*DATA SUPPLIED*:
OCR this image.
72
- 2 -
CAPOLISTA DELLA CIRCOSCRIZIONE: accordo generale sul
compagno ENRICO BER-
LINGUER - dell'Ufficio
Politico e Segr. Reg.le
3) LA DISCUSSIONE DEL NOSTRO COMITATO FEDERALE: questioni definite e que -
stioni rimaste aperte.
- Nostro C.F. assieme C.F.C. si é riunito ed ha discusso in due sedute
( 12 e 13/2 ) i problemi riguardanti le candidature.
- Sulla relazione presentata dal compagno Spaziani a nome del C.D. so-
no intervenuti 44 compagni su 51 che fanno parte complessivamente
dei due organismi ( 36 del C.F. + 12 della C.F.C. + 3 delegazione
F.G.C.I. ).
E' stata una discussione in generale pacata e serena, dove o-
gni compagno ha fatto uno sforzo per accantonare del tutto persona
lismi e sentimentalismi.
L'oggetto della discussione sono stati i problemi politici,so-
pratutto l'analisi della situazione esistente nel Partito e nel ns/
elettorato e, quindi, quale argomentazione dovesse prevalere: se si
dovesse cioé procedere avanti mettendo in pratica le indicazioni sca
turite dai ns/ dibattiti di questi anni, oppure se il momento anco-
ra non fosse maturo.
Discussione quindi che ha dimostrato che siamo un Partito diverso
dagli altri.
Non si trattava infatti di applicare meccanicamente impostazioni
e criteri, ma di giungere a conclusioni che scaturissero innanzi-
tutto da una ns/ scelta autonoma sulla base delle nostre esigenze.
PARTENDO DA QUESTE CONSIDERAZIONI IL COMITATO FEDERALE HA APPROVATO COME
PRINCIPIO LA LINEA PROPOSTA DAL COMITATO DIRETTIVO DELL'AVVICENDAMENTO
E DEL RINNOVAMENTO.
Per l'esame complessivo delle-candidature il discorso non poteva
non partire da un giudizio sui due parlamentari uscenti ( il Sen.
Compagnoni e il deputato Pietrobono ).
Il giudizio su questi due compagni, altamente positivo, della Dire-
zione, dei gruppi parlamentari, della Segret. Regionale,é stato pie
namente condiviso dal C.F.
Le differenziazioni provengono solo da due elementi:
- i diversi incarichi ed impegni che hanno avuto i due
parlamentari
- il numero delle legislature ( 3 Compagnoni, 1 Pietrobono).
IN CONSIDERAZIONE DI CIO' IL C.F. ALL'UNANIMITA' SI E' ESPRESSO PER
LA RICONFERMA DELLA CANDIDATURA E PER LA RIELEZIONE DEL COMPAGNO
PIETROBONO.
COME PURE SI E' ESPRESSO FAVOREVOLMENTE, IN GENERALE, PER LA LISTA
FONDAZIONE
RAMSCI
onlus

*GIVEN REQUEST*: Which lines in the data above contain "giudizio"? Show each one.

*EXERCISE SOLUTION*:
non partire da un giudizio sui due parlamentari uscenti ( il Sen.
Il giudizio su questi due compagni, altamente positivo, della Dire-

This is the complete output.